(Data records)
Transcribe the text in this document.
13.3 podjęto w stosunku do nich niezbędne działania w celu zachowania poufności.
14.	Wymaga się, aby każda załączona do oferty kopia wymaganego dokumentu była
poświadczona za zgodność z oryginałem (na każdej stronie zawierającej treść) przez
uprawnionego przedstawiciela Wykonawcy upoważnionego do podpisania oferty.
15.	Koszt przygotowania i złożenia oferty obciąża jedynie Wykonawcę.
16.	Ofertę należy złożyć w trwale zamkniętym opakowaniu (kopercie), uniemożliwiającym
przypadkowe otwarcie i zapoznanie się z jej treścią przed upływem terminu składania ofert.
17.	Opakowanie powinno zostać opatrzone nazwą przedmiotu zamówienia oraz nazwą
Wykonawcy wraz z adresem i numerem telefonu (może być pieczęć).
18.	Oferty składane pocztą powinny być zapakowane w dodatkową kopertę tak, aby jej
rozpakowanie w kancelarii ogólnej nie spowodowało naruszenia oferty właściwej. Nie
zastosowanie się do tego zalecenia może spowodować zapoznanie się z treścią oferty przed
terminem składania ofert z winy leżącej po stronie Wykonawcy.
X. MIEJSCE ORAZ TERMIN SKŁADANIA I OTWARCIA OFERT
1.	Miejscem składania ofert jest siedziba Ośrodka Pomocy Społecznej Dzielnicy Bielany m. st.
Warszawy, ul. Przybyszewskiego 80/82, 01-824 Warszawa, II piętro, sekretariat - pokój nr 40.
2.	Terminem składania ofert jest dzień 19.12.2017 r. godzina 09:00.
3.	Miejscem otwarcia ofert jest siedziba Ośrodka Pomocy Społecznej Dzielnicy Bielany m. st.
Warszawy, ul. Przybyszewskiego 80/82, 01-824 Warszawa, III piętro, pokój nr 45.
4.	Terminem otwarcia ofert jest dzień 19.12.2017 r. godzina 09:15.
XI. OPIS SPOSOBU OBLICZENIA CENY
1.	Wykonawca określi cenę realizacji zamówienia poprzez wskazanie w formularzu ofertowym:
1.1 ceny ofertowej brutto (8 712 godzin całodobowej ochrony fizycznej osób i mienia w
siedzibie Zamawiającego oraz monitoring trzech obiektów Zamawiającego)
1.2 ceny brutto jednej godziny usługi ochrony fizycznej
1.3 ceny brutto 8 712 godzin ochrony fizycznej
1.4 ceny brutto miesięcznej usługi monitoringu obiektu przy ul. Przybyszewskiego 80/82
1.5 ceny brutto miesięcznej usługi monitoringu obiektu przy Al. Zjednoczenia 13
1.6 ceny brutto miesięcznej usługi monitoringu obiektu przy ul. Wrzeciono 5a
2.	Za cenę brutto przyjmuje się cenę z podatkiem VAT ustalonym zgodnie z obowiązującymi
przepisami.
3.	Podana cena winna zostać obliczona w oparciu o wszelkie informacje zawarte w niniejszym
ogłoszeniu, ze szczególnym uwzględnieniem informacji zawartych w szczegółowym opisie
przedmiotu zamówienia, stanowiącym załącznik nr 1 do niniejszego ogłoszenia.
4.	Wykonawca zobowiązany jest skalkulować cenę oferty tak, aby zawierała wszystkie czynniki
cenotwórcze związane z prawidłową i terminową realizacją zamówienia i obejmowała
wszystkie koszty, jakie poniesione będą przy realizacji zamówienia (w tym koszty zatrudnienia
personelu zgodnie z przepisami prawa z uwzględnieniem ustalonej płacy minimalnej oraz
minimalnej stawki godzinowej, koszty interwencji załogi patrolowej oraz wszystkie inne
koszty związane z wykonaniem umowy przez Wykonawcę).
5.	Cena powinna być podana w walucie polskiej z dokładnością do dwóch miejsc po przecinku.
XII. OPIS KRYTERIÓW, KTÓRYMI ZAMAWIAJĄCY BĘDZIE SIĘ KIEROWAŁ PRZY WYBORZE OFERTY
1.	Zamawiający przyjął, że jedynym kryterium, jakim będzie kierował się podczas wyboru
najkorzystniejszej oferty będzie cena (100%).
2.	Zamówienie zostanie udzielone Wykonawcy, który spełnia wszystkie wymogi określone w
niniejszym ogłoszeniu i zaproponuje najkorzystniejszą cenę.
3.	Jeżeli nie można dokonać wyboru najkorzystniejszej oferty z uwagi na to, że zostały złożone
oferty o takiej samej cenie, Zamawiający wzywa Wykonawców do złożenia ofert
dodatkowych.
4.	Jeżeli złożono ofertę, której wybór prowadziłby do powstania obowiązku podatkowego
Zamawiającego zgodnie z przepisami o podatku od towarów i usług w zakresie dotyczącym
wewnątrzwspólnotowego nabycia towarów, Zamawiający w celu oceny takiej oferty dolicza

## [Prompt]
Look through the entries above. Extract each line with the word "wszystkie".

## [Output for this exercise]
4.	Wykonawca zobowiązany jest skalkulować cenę oferty tak, aby zawierała wszystkie czynniki
wszystkie koszty, jakie poniesione będą przy realizacji zamówienia (w tym koszty zatrudnienia
minimalnej stawki godzinowej, koszty interwencji załogi patrolowej oraz wszystkie inne
2.	Zamówienie zostanie udzielone Wykonawcy, który spełnia wszystkie wymogi określone w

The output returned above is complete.